### YOUR TASK
The records below must be duplicated exactly, character for character.

### DATA IN THIS EXERCISE
+===+

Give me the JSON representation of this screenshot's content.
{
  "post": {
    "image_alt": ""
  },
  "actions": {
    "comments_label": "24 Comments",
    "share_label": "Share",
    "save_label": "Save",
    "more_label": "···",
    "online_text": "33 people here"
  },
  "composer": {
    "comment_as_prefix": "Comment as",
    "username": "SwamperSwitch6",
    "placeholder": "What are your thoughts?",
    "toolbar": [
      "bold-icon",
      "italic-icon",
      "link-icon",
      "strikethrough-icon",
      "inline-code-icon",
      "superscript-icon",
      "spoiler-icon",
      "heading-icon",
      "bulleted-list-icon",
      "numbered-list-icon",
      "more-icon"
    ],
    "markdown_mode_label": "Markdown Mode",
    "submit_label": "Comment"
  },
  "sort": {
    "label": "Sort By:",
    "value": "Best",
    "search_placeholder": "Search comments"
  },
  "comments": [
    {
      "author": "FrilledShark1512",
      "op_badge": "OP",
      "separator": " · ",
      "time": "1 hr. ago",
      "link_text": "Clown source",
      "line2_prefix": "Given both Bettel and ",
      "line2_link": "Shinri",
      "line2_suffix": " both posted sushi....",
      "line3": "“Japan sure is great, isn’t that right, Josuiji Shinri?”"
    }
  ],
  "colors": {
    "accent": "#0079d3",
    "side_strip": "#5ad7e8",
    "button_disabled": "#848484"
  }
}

+===+

### RESPONSE
Give me the JSON representation of this screenshot's content.
{
  "post": {
    "image_alt": ""
  },
  "actions": {
    "comments_label": "24 Comments",
    "share_label": "Share",
    "save_label": "Save",
    "more_label": "···",
    "online_text": "33 people here"
  },
  "composer": {
    "comment_as_prefix": "Comment as",
    "username": "SwamperSwitch6",
    "placeholder": "What are your thoughts?",
    "toolbar": [
      "bold-icon",
      "italic-icon",
      "link-icon",
      "strikethrough-icon",
      "inline-code-icon",
      "superscript-icon",
      "spoiler-icon",
      "heading-icon",
      "bulleted-list-icon",
      "numbered-list-icon",
      "more-icon"
    ],
    "markdown_mode_label": "Markdown Mode",
    "submit_label": "Comment"
  },
  "sort": {
    "label": "Sort By:",
    "value": "Best",
    "search_placeholder": "Search comments"
  },
  "comments": [
    {
      "author": "FrilledShark1512",
      "op_badge": "OP",
      "separator": " · ",
      "time": "1 hr. ago",
      "link_text": "Clown source",
      "line2_prefix": "Given both Bettel and ",
      "line2_link": "Shinri",
      "line2_suffix": " both posted sushi....",
      "line3": "“Japan sure is great, isn’t that right, Josuiji Shinri?”"
    }
  ],
  "colors": {
    "accent": "#0079d3",
    "side_strip": "#5ad7e8",
    "button_disabled": "#848484"
  }
}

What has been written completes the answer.